#### Exercise description
Lay out every line of the records as a JSON list of strings, with one string per line and blank lines omitted.

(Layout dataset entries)
------

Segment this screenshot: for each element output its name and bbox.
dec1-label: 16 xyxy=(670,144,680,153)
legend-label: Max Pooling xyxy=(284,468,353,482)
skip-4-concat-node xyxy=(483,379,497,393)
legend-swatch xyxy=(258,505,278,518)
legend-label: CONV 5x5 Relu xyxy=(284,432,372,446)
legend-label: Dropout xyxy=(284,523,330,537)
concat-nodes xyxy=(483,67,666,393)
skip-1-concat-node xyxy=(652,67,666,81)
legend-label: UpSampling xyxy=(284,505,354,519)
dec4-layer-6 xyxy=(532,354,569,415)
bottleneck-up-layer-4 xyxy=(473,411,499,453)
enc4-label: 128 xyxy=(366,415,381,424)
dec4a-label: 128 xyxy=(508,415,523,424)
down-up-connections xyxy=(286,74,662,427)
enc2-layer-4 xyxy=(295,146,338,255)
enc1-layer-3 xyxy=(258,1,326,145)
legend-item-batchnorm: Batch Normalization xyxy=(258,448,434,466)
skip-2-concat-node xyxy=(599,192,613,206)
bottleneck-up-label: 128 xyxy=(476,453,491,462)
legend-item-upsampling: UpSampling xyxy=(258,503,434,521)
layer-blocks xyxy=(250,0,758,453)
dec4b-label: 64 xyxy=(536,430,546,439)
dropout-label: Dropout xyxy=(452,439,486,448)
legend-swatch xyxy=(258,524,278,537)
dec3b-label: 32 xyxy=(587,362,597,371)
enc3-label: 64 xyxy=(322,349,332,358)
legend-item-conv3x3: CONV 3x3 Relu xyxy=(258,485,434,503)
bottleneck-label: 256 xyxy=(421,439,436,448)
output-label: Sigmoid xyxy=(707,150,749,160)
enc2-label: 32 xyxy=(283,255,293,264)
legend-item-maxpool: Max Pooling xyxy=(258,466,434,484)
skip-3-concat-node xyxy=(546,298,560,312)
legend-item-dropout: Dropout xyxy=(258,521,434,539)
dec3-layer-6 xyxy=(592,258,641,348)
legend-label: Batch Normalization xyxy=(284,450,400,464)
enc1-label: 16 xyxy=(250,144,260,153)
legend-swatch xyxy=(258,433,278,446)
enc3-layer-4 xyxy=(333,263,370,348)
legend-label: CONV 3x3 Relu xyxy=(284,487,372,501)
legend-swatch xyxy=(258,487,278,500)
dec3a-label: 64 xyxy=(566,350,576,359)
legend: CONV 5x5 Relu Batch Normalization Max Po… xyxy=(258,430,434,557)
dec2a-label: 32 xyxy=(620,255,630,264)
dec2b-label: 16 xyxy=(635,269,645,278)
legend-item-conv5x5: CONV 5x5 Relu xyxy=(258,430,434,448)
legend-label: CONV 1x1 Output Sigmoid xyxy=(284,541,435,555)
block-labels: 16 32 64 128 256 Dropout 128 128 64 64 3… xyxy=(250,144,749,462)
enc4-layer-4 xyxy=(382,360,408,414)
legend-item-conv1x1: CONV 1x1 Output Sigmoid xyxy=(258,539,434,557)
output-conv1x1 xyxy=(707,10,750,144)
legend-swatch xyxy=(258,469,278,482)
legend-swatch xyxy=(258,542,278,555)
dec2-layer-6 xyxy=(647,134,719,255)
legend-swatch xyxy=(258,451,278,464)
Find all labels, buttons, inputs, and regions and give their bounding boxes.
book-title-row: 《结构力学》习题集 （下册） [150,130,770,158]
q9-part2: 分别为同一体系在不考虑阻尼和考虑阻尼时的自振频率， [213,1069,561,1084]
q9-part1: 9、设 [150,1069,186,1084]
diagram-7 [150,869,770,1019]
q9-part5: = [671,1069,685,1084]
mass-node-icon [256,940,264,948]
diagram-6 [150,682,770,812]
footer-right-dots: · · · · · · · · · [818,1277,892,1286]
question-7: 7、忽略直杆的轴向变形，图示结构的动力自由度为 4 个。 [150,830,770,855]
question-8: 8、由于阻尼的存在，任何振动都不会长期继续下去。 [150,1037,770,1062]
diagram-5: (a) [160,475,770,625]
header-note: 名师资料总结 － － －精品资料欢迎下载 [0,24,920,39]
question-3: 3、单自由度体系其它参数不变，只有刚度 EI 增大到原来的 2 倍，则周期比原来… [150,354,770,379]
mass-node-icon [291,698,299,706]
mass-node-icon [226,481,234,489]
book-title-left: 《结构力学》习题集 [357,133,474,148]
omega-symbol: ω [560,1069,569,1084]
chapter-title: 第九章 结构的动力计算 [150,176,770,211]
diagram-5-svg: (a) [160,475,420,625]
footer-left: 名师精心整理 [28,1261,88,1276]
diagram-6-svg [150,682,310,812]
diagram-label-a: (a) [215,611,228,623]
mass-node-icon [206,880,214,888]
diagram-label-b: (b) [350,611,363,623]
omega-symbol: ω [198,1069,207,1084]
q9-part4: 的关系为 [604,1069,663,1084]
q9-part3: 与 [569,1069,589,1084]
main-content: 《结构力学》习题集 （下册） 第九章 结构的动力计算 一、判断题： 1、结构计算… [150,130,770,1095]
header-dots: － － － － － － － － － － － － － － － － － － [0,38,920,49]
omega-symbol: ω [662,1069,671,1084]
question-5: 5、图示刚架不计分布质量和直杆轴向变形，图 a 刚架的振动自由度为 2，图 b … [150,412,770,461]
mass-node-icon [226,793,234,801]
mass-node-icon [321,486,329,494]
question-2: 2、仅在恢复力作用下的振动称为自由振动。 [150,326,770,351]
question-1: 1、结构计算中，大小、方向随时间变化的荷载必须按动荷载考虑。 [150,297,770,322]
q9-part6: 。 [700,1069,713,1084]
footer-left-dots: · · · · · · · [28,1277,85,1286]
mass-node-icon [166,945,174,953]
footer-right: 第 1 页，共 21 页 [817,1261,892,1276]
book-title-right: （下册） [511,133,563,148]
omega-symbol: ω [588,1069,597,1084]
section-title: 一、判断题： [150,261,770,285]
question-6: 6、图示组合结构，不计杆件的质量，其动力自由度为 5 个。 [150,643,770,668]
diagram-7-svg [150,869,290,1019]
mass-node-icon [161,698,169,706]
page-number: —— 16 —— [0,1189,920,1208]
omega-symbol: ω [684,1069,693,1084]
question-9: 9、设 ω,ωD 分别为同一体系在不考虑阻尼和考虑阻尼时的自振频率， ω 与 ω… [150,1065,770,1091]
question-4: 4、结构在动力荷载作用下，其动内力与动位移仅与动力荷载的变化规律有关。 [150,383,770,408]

------

#### Written answer
[
  "Segment this screenshot: for each element output its name and bbox.",
  "dec1-label: 16 xyxy=(670,144,680,153)",
  "legend-label: Max Pooling xyxy=(284,468,353,482)",
  "skip-4-concat-node xyxy=(483,379,497,393)",
  "legend-swatch xyxy=(258,505,278,518)",
  "legend-label: CONV 5x5 Relu xyxy=(284,432,372,446)",
  "legend-label: Dropout xyxy=(284,523,330,537)",
  "concat-nodes xyxy=(483,67,666,393)",
  "skip-1-concat-node xyxy=(652,67,666,81)",
  "legend-label: UpSampling xyxy=(284,505,354,519)",
  "dec4-layer-6 xyxy=(532,354,569,415)",
  "bottleneck-up-layer-4 xyxy=(473,411,499,453)",
  "enc4-label: 128 xyxy=(366,415,381,424)",
  "dec4a-label: 128 xyxy=(508,415,523,424)",
  "down-up-connections xyxy=(286,74,662,427)",
  "enc2-layer-4 xyxy=(295,146,338,255)",
  "enc1-layer-3 xyxy=(258,1,326,145)",
  "legend-item-batchnorm: Batch Normalization xyxy=(258,448,434,466)",
  "skip-2-concat-node xyxy=(599,192,613,206)",
  "bottleneck-up-label: 128 xyxy=(476,453,491,462)",
  "legend-item-upsampling: UpSampling xyxy=(258,503,434,521)",
  "layer-blocks xyxy=(250,0,758,453)",
  "dec4b-label: 64 xyxy=(536,430,546,439)",
  "dropout-label: Dropout xyxy=(452,439,486,448)",
  "legend-swatch xyxy=(258,524,278,537)",
  "dec3b-label: 32 xyxy=(587,362,597,371)",
  "enc3-label: 64 xyxy=(322,349,332,358)",
  "legend-item-conv3x3: CONV 3x3 Relu xyxy=(258,485,434,503)",
  "bottleneck-label: 256 xyxy=(421,439,436,448)",
  "output-label: Sigmoid xyxy=(707,150,749,160)",
  "enc2-label: 32 xyxy=(283,255,293,264)",
  "legend-item-maxpool: Max Pooling xyxy=(258,466,434,484)",
  "skip-3-concat-node xyxy=(546,298,560,312)",
  "legend-item-dropout: Dropout xyxy=(258,521,434,539)",
  "dec3-layer-6 xyxy=(592,258,641,348)",
  "legend-label: Batch Normalization xyxy=(284,450,400,464)",
  "enc1-label: 16 xyxy=(250,144,260,153)",
  "legend-swatch xyxy=(258,433,278,446)",
  "enc3-layer-4 xyxy=(333,263,370,348)",
  "legend-label: CONV 3x3 Relu xyxy=(284,487,372,501)",
  "legend-swatch xyxy=(258,487,278,500)",
  "dec3a-label: 64 xyxy=(566,350,576,359)",
  "legend: CONV 5x5 Relu Batch Normalization Max Po… xyxy=(258,430,434,557)",
  "dec2a-label: 32 xyxy=(620,255,630,264)",
  "dec2b-label: 16 xyxy=(635,269,645,278)",
  "legend-item-conv5x5: CONV 5x5 Relu xyxy=(258,430,434,448)",
  "legend-label: CONV 1x1 Output Sigmoid xyxy=(284,541,435,555)",
  "block-labels: 16 32 64 128 256 Dropout 128 128 64 64 3… xyxy=(250,144,749,462)",
  "enc4-layer-4 xyxy=(382,360,408,414)",
  "legend-item-conv1x1: CONV 1x1 Output Sigmoid xyxy=(258,539,434,557)",
  "output-conv1x1 xyxy=(707,10,750,144)",
  "legend-swatch xyxy=(258,469,278,482)",
  "legend-swatch xyxy=(258,542,278,555)",
  "dec2-layer-6 xyxy=(647,134,719,255)",
  "legend-swatch xyxy=(258,451,278,464)",
  "Find all labels, buttons, inputs, and regions and give their bounding boxes.",
  "book-title-row: 《结构力学》习题集 （下册） [150,130,770,158]",
  "q9-part2: 分别为同一体系在不考虑阻尼和考虑阻尼时的自振频率， [213,1069,561,1084]",
  "q9-part1: 9、设 [150,1069,186,1084]",
  "diagram-7 [150,869,770,1019]",
  "q9-part5: = [671,1069,685,1084]",
  "mass-node-icon [256,940,264,948]",
  "diagram-6 [150,682,770,812]",
  "footer-right-dots: · · · · · · · · · [818,1277,892,1286]",
  "question-7: 7、忽略直杆的轴向变形，图示结构的动力自由度为 4 个。 [150,830,770,855]",
  "question-8: 8、由于阻尼的存在，任何振动都不会长期继续下去。 [150,1037,770,1062]",
  "diagram-5: (a) [160,475,770,625]",
  "header-note: 名师资料总结 － － －精品资料欢迎下载 [0,24,920,39]",
  "question-3: 3、单自由度体系其它参数不变，只有刚度 EI 增大到原来的 2 倍，则周期比原来… [150,354,770,379]",
  "mass-node-icon [291,698,299,706]",
  "mass-node-icon [226,481,234,489]",
  "book-title-left: 《结构力学》习题集 [357,133,474,148]",
  "omega-symbol: ω [560,1069,569,1084]",
  "chapter-title: 第九章 结构的动力计算 [150,176,770,211]",
  "diagram-5-svg: (a) [160,475,420,625]",
  "footer-left: 名师精心整理 [28,1261,88,1276]",
  "diagram-6-svg [150,682,310,812]",
  "diagram-label-a: (a) [215,611,228,623]",
  "mass-node-icon [206,880,214,888]",
  "diagram-label-b: (b) [350,611,363,623]",
  "omega-symbol: ω [198,1069,207,1084]",
  "q9-part4: 的关系为 [604,1069,663,1084]",
  "q9-part3: 与 [569,1069,589,1084]",
  "main-content: 《结构力学》习题集 （下册） 第九章 结构的动力计算 一、判断题： 1、结构计算… [150,130,770,1095]",
  "header-dots: － － － － － － － － － － － － － － － － － － [0,38,920,49]",
  "omega-symbol: ω [662,1069,671,1084]",
  "question-5: 5、图示刚架不计分布质量和直杆轴向变形，图 a 刚架的振动自由度为 2，图 b … [150,412,770,461]",
  "mass-node-icon [226,793,234,801]",
  "mass-node-icon [321,486,329,494]",
  "question-2: 2、仅在恢复力作用下的振动称为自由振动。 [150,326,770,351]",
  "question-1: 1、结构计算中，大小、方向随时间变化的荷载必须按动荷载考虑。 [150,297,770,322]",
  "q9-part6: 。 [700,1069,713,1084]",
  "footer-left-dots: · · · · · · · [28,1277,85,1286]",
  "mass-node-icon [166,945,174,953]",
  "footer-right: 第 1 页，共 21 页 [817,1261,892,1276]",
  "book-title-right: （下册） [511,133,563,148]",
  "omega-symbol: ω [588,1069,597,1084]",
  "section-title: 一、判断题： [150,261,770,285]",
  "question-6: 6、图示组合结构，不计杆件的质量，其动力自由度为 5 个。 [150,643,770,668]",
  "diagram-7-svg [150,869,290,1019]",
  "mass-node-icon [161,698,169,706]",
  "page-number: —— 16 —— [0,1189,920,1208]",
  "omega-symbol: ω [684,1069,693,1084]",
  "question-9: 9、设 ω,ωD 分别为同一体系在不考虑阻尼和考虑阻尼时的自振频率， ω 与 ω… [150,1065,770,1091]",
  "question-4: 4、结构在动力荷载作用下，其动内力与动位移仅与动力荷载的变化规律有关。 [150,383,770,408]"
]